WHAT YOU SHOULD DO: Type the records out again in full, exactly.

- - - - - - -

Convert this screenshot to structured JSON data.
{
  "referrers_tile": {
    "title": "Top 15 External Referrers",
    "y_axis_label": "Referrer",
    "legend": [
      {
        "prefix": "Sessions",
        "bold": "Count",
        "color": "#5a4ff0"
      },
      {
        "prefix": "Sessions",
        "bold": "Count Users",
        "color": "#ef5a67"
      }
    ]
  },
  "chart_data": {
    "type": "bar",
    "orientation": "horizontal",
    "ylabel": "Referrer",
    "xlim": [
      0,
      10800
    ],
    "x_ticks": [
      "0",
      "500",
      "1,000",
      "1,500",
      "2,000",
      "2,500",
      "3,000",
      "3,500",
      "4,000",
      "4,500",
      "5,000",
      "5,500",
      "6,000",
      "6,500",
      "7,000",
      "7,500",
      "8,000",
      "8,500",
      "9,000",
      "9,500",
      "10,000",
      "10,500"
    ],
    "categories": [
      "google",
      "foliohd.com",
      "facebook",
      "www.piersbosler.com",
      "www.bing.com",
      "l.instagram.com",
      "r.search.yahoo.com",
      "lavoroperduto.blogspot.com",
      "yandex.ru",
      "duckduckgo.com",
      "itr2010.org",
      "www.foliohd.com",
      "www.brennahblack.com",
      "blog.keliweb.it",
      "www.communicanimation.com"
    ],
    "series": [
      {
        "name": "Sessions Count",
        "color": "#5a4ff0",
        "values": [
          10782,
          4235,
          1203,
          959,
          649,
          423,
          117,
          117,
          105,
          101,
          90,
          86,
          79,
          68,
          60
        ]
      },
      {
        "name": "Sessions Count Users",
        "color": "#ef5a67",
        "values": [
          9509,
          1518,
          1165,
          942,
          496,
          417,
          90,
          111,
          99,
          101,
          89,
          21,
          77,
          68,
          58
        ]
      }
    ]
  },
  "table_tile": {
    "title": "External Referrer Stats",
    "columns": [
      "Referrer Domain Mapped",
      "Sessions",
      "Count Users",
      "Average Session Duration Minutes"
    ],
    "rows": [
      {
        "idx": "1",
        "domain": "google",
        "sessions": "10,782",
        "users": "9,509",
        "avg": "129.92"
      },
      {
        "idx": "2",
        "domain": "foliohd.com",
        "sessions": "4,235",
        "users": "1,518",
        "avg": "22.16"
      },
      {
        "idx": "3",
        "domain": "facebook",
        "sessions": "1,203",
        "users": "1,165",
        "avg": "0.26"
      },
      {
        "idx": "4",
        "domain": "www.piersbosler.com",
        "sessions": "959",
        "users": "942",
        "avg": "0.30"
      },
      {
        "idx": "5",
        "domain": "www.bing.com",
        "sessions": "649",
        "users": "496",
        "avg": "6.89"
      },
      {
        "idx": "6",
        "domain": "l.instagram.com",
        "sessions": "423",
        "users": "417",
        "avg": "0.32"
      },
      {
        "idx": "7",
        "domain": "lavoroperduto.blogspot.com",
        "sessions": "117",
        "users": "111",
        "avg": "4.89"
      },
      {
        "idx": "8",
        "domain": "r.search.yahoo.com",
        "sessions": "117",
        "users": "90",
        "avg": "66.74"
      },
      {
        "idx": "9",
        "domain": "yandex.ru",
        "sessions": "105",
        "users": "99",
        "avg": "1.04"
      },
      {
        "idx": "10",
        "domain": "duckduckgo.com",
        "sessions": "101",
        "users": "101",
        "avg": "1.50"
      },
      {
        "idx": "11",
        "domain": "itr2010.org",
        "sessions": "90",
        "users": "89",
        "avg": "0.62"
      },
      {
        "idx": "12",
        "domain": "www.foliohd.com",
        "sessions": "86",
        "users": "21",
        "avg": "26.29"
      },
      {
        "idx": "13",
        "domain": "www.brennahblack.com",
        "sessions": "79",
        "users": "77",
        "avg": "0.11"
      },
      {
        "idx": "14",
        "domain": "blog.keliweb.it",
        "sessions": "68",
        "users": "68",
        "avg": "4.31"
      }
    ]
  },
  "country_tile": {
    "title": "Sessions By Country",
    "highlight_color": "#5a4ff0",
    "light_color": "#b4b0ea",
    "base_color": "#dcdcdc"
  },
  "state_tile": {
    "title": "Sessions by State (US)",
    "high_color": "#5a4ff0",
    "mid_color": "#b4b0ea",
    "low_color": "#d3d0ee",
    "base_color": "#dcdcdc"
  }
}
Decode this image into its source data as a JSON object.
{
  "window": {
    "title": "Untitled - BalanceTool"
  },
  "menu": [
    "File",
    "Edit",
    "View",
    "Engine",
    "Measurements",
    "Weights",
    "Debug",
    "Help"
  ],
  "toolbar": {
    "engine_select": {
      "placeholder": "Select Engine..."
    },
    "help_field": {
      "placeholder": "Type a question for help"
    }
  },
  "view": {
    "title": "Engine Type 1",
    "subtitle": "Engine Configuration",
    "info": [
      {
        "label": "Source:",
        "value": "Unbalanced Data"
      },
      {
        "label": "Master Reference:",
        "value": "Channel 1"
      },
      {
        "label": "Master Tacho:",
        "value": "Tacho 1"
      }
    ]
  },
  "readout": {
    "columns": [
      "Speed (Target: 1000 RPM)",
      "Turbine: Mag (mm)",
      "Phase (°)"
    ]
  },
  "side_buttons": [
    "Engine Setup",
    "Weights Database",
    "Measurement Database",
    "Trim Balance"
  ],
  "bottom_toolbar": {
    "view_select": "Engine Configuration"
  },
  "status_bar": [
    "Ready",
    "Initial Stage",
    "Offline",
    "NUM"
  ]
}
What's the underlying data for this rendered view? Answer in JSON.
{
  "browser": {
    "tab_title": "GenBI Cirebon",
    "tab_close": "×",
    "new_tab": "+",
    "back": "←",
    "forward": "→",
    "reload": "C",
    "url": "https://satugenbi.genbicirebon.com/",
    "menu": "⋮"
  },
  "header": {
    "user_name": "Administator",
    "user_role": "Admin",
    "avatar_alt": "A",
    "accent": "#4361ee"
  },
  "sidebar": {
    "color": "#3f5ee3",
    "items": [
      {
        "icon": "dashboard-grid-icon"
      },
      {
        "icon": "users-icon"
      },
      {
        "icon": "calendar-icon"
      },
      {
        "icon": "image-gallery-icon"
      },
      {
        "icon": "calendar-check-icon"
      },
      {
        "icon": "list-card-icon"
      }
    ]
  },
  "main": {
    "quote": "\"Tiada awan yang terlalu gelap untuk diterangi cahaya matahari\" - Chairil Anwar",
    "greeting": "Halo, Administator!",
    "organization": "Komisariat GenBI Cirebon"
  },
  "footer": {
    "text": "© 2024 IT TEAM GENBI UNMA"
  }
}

- - - - - - -

SOLUTION TO THIS TASK:
Convert this screenshot to structured JSON data.
{
  "referrers_tile": {
    "title": "Top 15 External Referrers",
    "y_axis_label": "Referrer",
    "legend": [
      {
        "prefix": "Sessions",
        "bold": "Count",
        "color": "#5a4ff0"
      },
      {
        "prefix": "Sessions",
        "bold": "Count Users",
        "color": "#ef5a67"
      }
    ]
  },
  "chart_data": {
    "type": "bar",
    "orientation": "horizontal",
    "ylabel": "Referrer",
    "xlim": [
      0,
      10800
    ],
    "x_ticks": [
      "0",
      "500",
      "1,000",
      "1,500",
      "2,000",
      "2,500",
      "3,000",
      "3,500",
      "4,000",
      "4,500",
      "5,000",
      "5,500",
      "6,000",
      "6,500",
      "7,000",
      "7,500",
      "8,000",
      "8,500",
      "9,000",
      "9,500",
      "10,000",
      "10,500"
    ],
    "categories": [
      "google",
      "foliohd.com",
      "facebook",
      "www.piersbosler.com",
      "www.bing.com",
      "l.instagram.com",
      "r.search.yahoo.com",
      "lavoroperduto.blogspot.com",
      "yandex.ru",
      "duckduckgo.com",
      "itr2010.org",
      "www.foliohd.com",
      "www.brennahblack.com",
      "blog.keliweb.it",
      "www.communicanimation.com"
    ],
    "series": [
      {
        "name": "Sessions Count",
        "color": "#5a4ff0",
        "values": [
          10782,
          4235,
          1203,
          959,
          649,
          423,
          117,
          117,
          105,
          101,
          90,
          86,
          79,
          68,
          60
        ]
      },
      {
        "name": "Sessions Count Users",
        "color": "#ef5a67",
        "values": [
          9509,
          1518,
          1165,
          942,
          496,
          417,
          90,
          111,
          99,
          101,
          89,
          21,
          77,
          68,
          58
        ]
      }
    ]
  },
  "table_tile": {
    "title": "External Referrer Stats",
    "columns": [
      "Referrer Domain Mapped",
      "Sessions",
      "Count Users",
      "Average Session Duration Minutes"
    ],
    "rows": [
      {
        "idx": "1",
        "domain": "google",
        "sessions": "10,782",
        "users": "9,509",
        "avg": "129.92"
      },
      {
        "idx": "2",
        "domain": "foliohd.com",
        "sessions": "4,235",
        "users": "1,518",
        "avg": "22.16"
      },
      {
        "idx": "3",
        "domain": "facebook",
        "sessions": "1,203",
        "users": "1,165",
        "avg": "0.26"
      },
      {
        "idx": "4",
        "domain": "www.piersbosler.com",
        "sessions": "959",
        "users": "942",
        "avg": "0.30"
      },
      {
        "idx": "5",
        "domain": "www.bing.com",
        "sessions": "649",
        "users": "496",
        "avg": "6.89"
      },
      {
        "idx": "6",
        "domain": "l.instagram.com",
        "sessions": "423",
        "users": "417",
        "avg": "0.32"
      },
      {
        "idx": "7",
        "domain": "lavoroperduto.blogspot.com",
        "sessions": "117",
        "users": "111",
        "avg": "4.89"
      },
      {
        "idx": "8",
        "domain": "r.search.yahoo.com",
        "sessions": "117",
        "users": "90",
        "avg": "66.74"
      },
      {
        "idx": "9",
        "domain": "yandex.ru",
        "sessions": "105",
        "users": "99",
        "avg": "1.04"
      },
      {
        "idx": "10",
        "domain": "duckduckgo.com",
        "sessions": "101",
        "users": "101",
        "avg": "1.50"
      },
      {
        "idx": "11",
        "domain": "itr2010.org",
        "sessions": "90",
        "users": "89",
        "avg": "0.62"
      },
      {
        "idx": "12",
        "domain": "www.foliohd.com",
        "sessions": "86",
        "users": "21",
        "avg": "26.29"
      },
      {
        "idx": "13",
        "domain": "www.brennahblack.com",
        "sessions": "79",
        "users": "77",
        "avg": "0.11"
      },
      {
        "idx": "14",
        "domain": "blog.keliweb.it",
        "sessions": "68",
        "users": "68",
        "avg": "4.31"
      }
    ]
  },
  "country_tile": {
    "title": "Sessions By Country",
    "highlight_color": "#5a4ff0",
    "light_color": "#b4b0ea",
    "base_color": "#dcdcdc"
  },
  "state_tile": {
    "title": "Sessions by State (US)",
    "high_color": "#5a4ff0",
    "mid_color": "#b4b0ea",
    "low_color": "#d3d0ee",
    "base_color": "#dcdcdc"
  }
}
Decode this image into its source data as a JSON object.
{
  "window": {
    "title": "Untitled - BalanceTool"
  },
  "menu": [
    "File",
    "Edit",
    "View",
    "Engine",
    "Measurements",
    "Weights",
    "Debug",
    "Help"
  ],
  "toolbar": {
    "engine_select": {
      "placeholder": "Select Engine..."
    },
    "help_field": {
      "placeholder": "Type a question for help"
    }
  },
  "view": {
    "title": "Engine Type 1",
    "subtitle": "Engine Configuration",
    "info": [
      {
        "label": "Source:",
        "value": "Unbalanced Data"
      },
      {
        "label": "Master Reference:",
        "value": "Channel 1"
      },
      {
        "label": "Master Tacho:",
        "value": "Tacho 1"
      }
    ]
  },
  "readout": {
    "columns": [
      "Speed (Target: 1000 RPM)",
      "Turbine: Mag (mm)",
      "Phase (°)"
    ]
  },
  "side_buttons": [
    "Engine Setup",
    "Weights Database",
    "Measurement Database",
    "Trim Balance"
  ],
  "bottom_toolbar": {
    "view_select": "Engine Configuration"
  },
  "status_bar": [
    "Ready",
    "Initial Stage",
    "Offline",
    "NUM"
  ]
}
What's the underlying data for this rendered view? Answer in JSON.
{
  "browser": {
    "tab_title": "GenBI Cirebon",
    "tab_close": "×",
    "new_tab": "+",
    "back": "←",
    "forward": "→",
    "reload": "C",
    "url": "https://satugenbi.genbicirebon.com/",
    "menu": "⋮"
  },
  "header": {
    "user_name": "Administator",
    "user_role": "Admin",
    "avatar_alt": "A",
    "accent": "#4361ee"
  },
  "sidebar": {
    "color": "#3f5ee3",
    "items": [
      {
        "icon": "dashboard-grid-icon"
      },
      {
        "icon": "users-icon"
      },
      {
        "icon": "calendar-icon"
      },
      {
        "icon": "image-gallery-icon"
      },
      {
        "icon": "calendar-check-icon"
      },
      {
        "icon": "list-card-icon"
      }
    ]
  },
  "main": {
    "quote": "\"Tiada awan yang terlalu gelap untuk diterangi cahaya matahari\" - Chairil Anwar",
    "greeting": "Halo, Administator!",
    "organization": "Komisariat GenBI Cirebon"
  },
  "footer": {
    "text": "© 2024 IT TEAM GENBI UNMA"
  }
}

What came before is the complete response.